╭─ Source records

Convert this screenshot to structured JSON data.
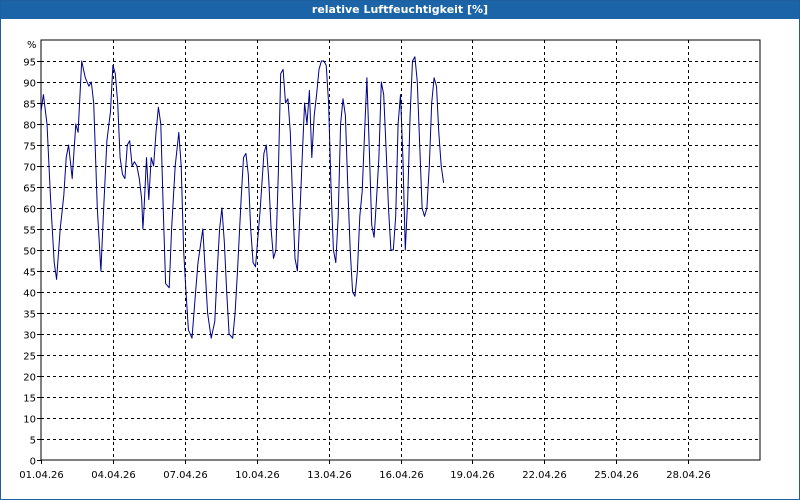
{
  "window": {
    "title": "relative Luftfeuchtigkeit [%]"
  },
  "chart_data": {
    "type": "line",
    "title": "relative Luftfeuchtigkeit [%]",
    "ylabel": "%",
    "xlabel": "",
    "ylim": [
      0,
      100
    ],
    "yticks": [
      0,
      5,
      10,
      15,
      20,
      25,
      30,
      35,
      40,
      45,
      50,
      55,
      60,
      65,
      70,
      75,
      80,
      85,
      90,
      95
    ],
    "xlim": [
      0,
      30
    ],
    "xticks": [
      {
        "x": 0,
        "label": "01.04.26"
      },
      {
        "x": 3,
        "label": "04.04.26"
      },
      {
        "x": 6,
        "label": "07.04.26"
      },
      {
        "x": 9,
        "label": "10.04.26"
      },
      {
        "x": 12,
        "label": "13.04.26"
      },
      {
        "x": 15,
        "label": "16.04.26"
      },
      {
        "x": 18,
        "label": "19.04.26"
      },
      {
        "x": 21,
        "label": "22.04.26"
      },
      {
        "x": 24,
        "label": "25.04.26"
      },
      {
        "x": 27,
        "label": "28.04.26"
      }
    ],
    "grid": true,
    "series": [
      {
        "color": "#00008b",
        "points": [
          [
            0.0,
            83
          ],
          [
            0.1,
            87
          ],
          [
            0.25,
            80
          ],
          [
            0.4,
            62
          ],
          [
            0.55,
            47
          ],
          [
            0.65,
            43
          ],
          [
            0.8,
            55
          ],
          [
            0.95,
            63
          ],
          [
            1.05,
            72
          ],
          [
            1.15,
            75
          ],
          [
            1.3,
            67
          ],
          [
            1.45,
            80
          ],
          [
            1.55,
            78
          ],
          [
            1.7,
            95
          ],
          [
            1.85,
            91
          ],
          [
            2.0,
            89
          ],
          [
            2.1,
            90
          ],
          [
            2.2,
            85
          ],
          [
            2.35,
            60
          ],
          [
            2.5,
            45
          ],
          [
            2.6,
            58
          ],
          [
            2.75,
            76
          ],
          [
            2.9,
            83
          ],
          [
            3.0,
            94
          ],
          [
            3.1,
            92
          ],
          [
            3.2,
            85
          ],
          [
            3.3,
            72
          ],
          [
            3.4,
            68
          ],
          [
            3.5,
            67
          ],
          [
            3.6,
            75
          ],
          [
            3.7,
            76
          ],
          [
            3.8,
            70
          ],
          [
            3.9,
            71
          ],
          [
            4.0,
            70
          ],
          [
            4.1,
            67
          ],
          [
            4.2,
            62
          ],
          [
            4.25,
            55
          ],
          [
            4.3,
            60
          ],
          [
            4.4,
            72
          ],
          [
            4.5,
            62
          ],
          [
            4.6,
            72
          ],
          [
            4.7,
            70
          ],
          [
            4.8,
            78
          ],
          [
            4.9,
            84
          ],
          [
            5.0,
            80
          ],
          [
            5.1,
            60
          ],
          [
            5.2,
            42
          ],
          [
            5.35,
            41
          ],
          [
            5.45,
            55
          ],
          [
            5.6,
            70
          ],
          [
            5.75,
            78
          ],
          [
            5.85,
            70
          ],
          [
            5.95,
            50
          ],
          [
            6.05,
            40
          ],
          [
            6.15,
            31
          ],
          [
            6.3,
            29
          ],
          [
            6.45,
            40
          ],
          [
            6.55,
            47
          ],
          [
            6.65,
            51
          ],
          [
            6.75,
            55
          ],
          [
            6.85,
            45
          ],
          [
            6.95,
            35
          ],
          [
            7.1,
            29
          ],
          [
            7.25,
            33
          ],
          [
            7.35,
            45
          ],
          [
            7.45,
            55
          ],
          [
            7.55,
            60
          ],
          [
            7.65,
            52
          ],
          [
            7.75,
            40
          ],
          [
            7.85,
            30
          ],
          [
            8.0,
            29
          ],
          [
            8.1,
            35
          ],
          [
            8.2,
            45
          ],
          [
            8.35,
            62
          ],
          [
            8.45,
            72
          ],
          [
            8.55,
            73
          ],
          [
            8.65,
            68
          ],
          [
            8.75,
            55
          ],
          [
            8.85,
            47
          ],
          [
            8.95,
            46
          ],
          [
            9.05,
            53
          ],
          [
            9.15,
            60
          ],
          [
            9.3,
            73
          ],
          [
            9.4,
            75
          ],
          [
            9.5,
            67
          ],
          [
            9.6,
            55
          ],
          [
            9.7,
            48
          ],
          [
            9.8,
            50
          ],
          [
            9.9,
            68
          ],
          [
            10.0,
            92
          ],
          [
            10.1,
            93
          ],
          [
            10.2,
            85
          ],
          [
            10.3,
            86
          ],
          [
            10.4,
            78
          ],
          [
            10.5,
            62
          ],
          [
            10.6,
            48
          ],
          [
            10.7,
            45
          ],
          [
            10.8,
            58
          ],
          [
            10.9,
            72
          ],
          [
            11.0,
            85
          ],
          [
            11.1,
            80
          ],
          [
            11.2,
            88
          ],
          [
            11.3,
            72
          ],
          [
            11.4,
            82
          ],
          [
            11.5,
            87
          ],
          [
            11.6,
            93
          ],
          [
            11.7,
            95
          ],
          [
            11.8,
            95
          ],
          [
            11.9,
            94
          ],
          [
            12.0,
            85
          ],
          [
            12.1,
            65
          ],
          [
            12.2,
            50
          ],
          [
            12.3,
            47
          ],
          [
            12.4,
            58
          ],
          [
            12.5,
            80
          ],
          [
            12.6,
            86
          ],
          [
            12.7,
            82
          ],
          [
            12.8,
            65
          ],
          [
            12.9,
            50
          ],
          [
            13.0,
            40
          ],
          [
            13.1,
            39
          ],
          [
            13.2,
            45
          ],
          [
            13.3,
            58
          ],
          [
            13.4,
            64
          ],
          [
            13.5,
            78
          ],
          [
            13.6,
            91
          ],
          [
            13.7,
            74
          ],
          [
            13.8,
            56
          ],
          [
            13.9,
            53
          ],
          [
            14.0,
            62
          ],
          [
            14.1,
            72
          ],
          [
            14.2,
            90
          ],
          [
            14.3,
            87
          ],
          [
            14.4,
            74
          ],
          [
            14.5,
            60
          ],
          [
            14.6,
            50
          ],
          [
            14.7,
            50
          ],
          [
            14.8,
            58
          ],
          [
            14.9,
            80
          ],
          [
            15.0,
            87
          ],
          [
            15.1,
            72
          ],
          [
            15.2,
            50
          ],
          [
            15.3,
            62
          ],
          [
            15.4,
            82
          ],
          [
            15.5,
            95
          ],
          [
            15.6,
            96
          ],
          [
            15.7,
            90
          ],
          [
            15.8,
            75
          ],
          [
            15.9,
            60
          ],
          [
            16.0,
            58
          ],
          [
            16.1,
            60
          ],
          [
            16.2,
            70
          ],
          [
            16.3,
            85
          ],
          [
            16.4,
            91
          ],
          [
            16.5,
            89
          ],
          [
            16.6,
            78
          ],
          [
            16.7,
            70
          ],
          [
            16.8,
            66
          ]
        ]
      }
    ]
  }
}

╰─

Omitting all images, print the listing exactly.

Convert this screenshot to structured JSON data.
{
  "window": {
    "title": "relative Luftfeuchtigkeit [%]"
  },
  "chart_data": {
    "type": "line",
    "title": "relative Luftfeuchtigkeit [%]",
    "ylabel": "%",
    "xlabel": "",
    "ylim": [
      0,
      100
    ],
    "yticks": [
      0,
      5,
      10,
      15,
      20,
      25,
      30,
      35,
      40,
      45,
      50,
      55,
      60,
      65,
      70,
      75,
      80,
      85,
      90,
      95
    ],
    "xlim": [
      0,
      30
    ],
    "xticks": [
      {
        "x": 0,
        "label": "01.04.26"
      },
      {
        "x": 3,
        "label": "04.04.26"
      },
      {
        "x": 6,
        "label": "07.04.26"
      },
      {
        "x": 9,
        "label": "10.04.26"
      },
      {
        "x": 12,
        "label": "13.04.26"
      },
      {
        "x": 15,
        "label": "16.04.26"
      },
      {
        "x": 18,
        "label": "19.04.26"
      },
      {
        "x": 21,
        "label": "22.04.26"
      },
      {
        "x": 24,
        "label": "25.04.26"
      },
      {
        "x": 27,
        "label": "28.04.26"
      }
    ],
    "grid": true,
    "series": [
      {
        "color": "#00008b",
        "points": [
          [
            0.0,
            83
          ],
          [
            0.1,
            87
          ],
          [
            0.25,
            80
          ],
          [
            0.4,
            62
          ],
          [
            0.55,
            47
          ],
          [
            0.65,
            43
          ],
          [
            0.8,
            55
          ],
          [
            0.95,
            63
          ],
          [
            1.05,
            72
          ],
          [
            1.15,
            75
          ],
          [
            1.3,
            67
          ],
          [
            1.45,
            80
          ],
          [
            1.55,
            78
          ],
          [
            1.7,
            95
          ],
          [
            1.85,
            91
          ],
          [
            2.0,
            89
          ],
          [
            2.1,
            90
          ],
          [
            2.2,
            85
          ],
          [
            2.35,
            60
          ],
          [
            2.5,
            45
          ],
          [
            2.6,
            58
          ],
          [
            2.75,
            76
          ],
          [
            2.9,
            83
          ],
          [
            3.0,
            94
          ],
          [
            3.1,
            92
          ],
          [
            3.2,
            85
          ],
          [
            3.3,
            72
          ],
          [
            3.4,
            68
          ],
          [
            3.5,
            67
          ],
          [
            3.6,
            75
          ],
          [
            3.7,
            76
          ],
          [
            3.8,
            70
          ],
          [
            3.9,
            71
          ],
          [
            4.0,
            70
          ],
          [
            4.1,
            67
          ],
          [
            4.2,
            62
          ],
          [
            4.25,
            55
          ],
          [
            4.3,
            60
          ],
          [
            4.4,
            72
          ],
          [
            4.5,
            62
          ],
          [
            4.6,
            72
          ],
          [
            4.7,
            70
          ],
          [
            4.8,
            78
          ],
          [
            4.9,
            84
          ],
          [
            5.0,
            80
          ],
          [
            5.1,
            60
          ],
          [
            5.2,
            42
          ],
          [
            5.35,
            41
          ],
          [
            5.45,
            55
          ],
          [
            5.6,
            70
          ],
          [
            5.75,
            78
          ],
          [
            5.85,
            70
          ],
          [
            5.95,
            50
          ],
          [
            6.05,
            40
          ],
          [
            6.15,
            31
          ],
          [
            6.3,
            29
          ],
          [
            6.45,
            40
          ],
          [
            6.55,
            47
          ],
          [
            6.65,
            51
          ],
          [
            6.75,
            55
          ],
          [
            6.85,
            45
          ],
          [
            6.95,
            35
          ],
          [
            7.1,
            29
          ],
          [
            7.25,
            33
          ],
          [
            7.35,
            45
          ],
          [
            7.45,
            55
          ],
          [
            7.55,
            60
          ],
          [
            7.65,
            52
          ],
          [
            7.75,
            40
          ],
          [
            7.85,
            30
          ],
          [
            8.0,
            29
          ],
          [
            8.1,
            35
          ],
          [
            8.2,
            45
          ],
          [
            8.35,
            62
          ],
          [
            8.45,
            72
          ],
          [
            8.55,
            73
          ],
          [
            8.65,
            68
          ],
          [
            8.75,
            55
          ],
          [
            8.85,
            47
          ],
          [
            8.95,
            46
          ],
          [
            9.05,
            53
          ],
          [
            9.15,
            60
          ],
          [
            9.3,
            73
          ],
          [
            9.4,
            75
          ],
          [
            9.5,
            67
          ],
          [
            9.6,
            55
          ],
          [
            9.7,
            48
          ],
          [
            9.8,
            50
          ],
          [
            9.9,
            68
          ],
          [
            10.0,
            92
          ],
          [
            10.1,
            93
          ],
          [
            10.2,
            85
          ],
          [
            10.3,
            86
          ],
          [
            10.4,
            78
          ],
          [
            10.5,
            62
          ],
          [
            10.6,
            48
          ],
          [
            10.7,
            45
          ],
          [
            10.8,
            58
          ],
          [
            10.9,
            72
          ],
          [
            11.0,
            85
          ],
          [
            11.1,
            80
          ],
          [
            11.2,
            88
          ],
          [
            11.3,
            72
          ],
          [
            11.4,
            82
          ],
          [
            11.5,
            87
          ],
          [
            11.6,
            93
          ],
          [
            11.7,
            95
          ],
          [
            11.8,
            95
          ],
          [
            11.9,
            94
          ],
          [
            12.0,
            85
          ],
          [
            12.1,
            65
          ],
          [
            12.2,
            50
          ],
          [
            12.3,
            47
          ],
          [
            12.4,
            58
          ],
          [
            12.5,
            80
          ],
          [
            12.6,
            86
          ],
          [
            12.7,
            82
          ],
          [
            12.8,
            65
          ],
          [
            12.9,
            50
          ],
          [
            13.0,
            40
          ],
          [
            13.1,
            39
          ],
          [
            13.2,
            45
          ],
          [
            13.3,
            58
          ],
          [
            13.4,
            64
          ],
          [
            13.5,
            78
          ],
          [
            13.6,
            91
          ],
          [
            13.7,
            74
          ],
          [
            13.8,
            56
          ],
          [
            13.9,
            53
          ],
          [
            14.0,
            62
          ],
          [
            14.1,
            72
          ],
          [
            14.2,
            90
          ],
          [
            14.3,
            87
          ],
          [
            14.4,
            74
          ],
          [
            14.5,
            60
          ],
          [
            14.6,
            50
          ],
          [
            14.7,
            50
          ],
          [
            14.8,
            58
          ],
          [
            14.9,
            80
          ],
          [
            15.0,
            87
          ],
          [
            15.1,
            72
          ],
          [
            15.2,
            50
          ],
          [
            15.3,
            62
          ],
          [
            15.4,
            82
          ],
          [
            15.5,
            95
          ],
          [
            15.6,
            96
          ],
          [
            15.7,
            90
          ],
          [
            15.8,
            75
          ],
          [
            15.9,
            60
          ],
          [
            16.0,
            58
          ],
          [
            16.1,
            60
          ],
          [
            16.2,
            70
          ],
          [
            16.3,
            85
          ],
          [
            16.4,
            91
          ],
          [
            16.5,
            89
          ],
          [
            16.6,
            78
          ],
          [
            16.7,
            70
          ],
          [
            16.8,
            66
          ]
        ]
      }
    ]
  }
}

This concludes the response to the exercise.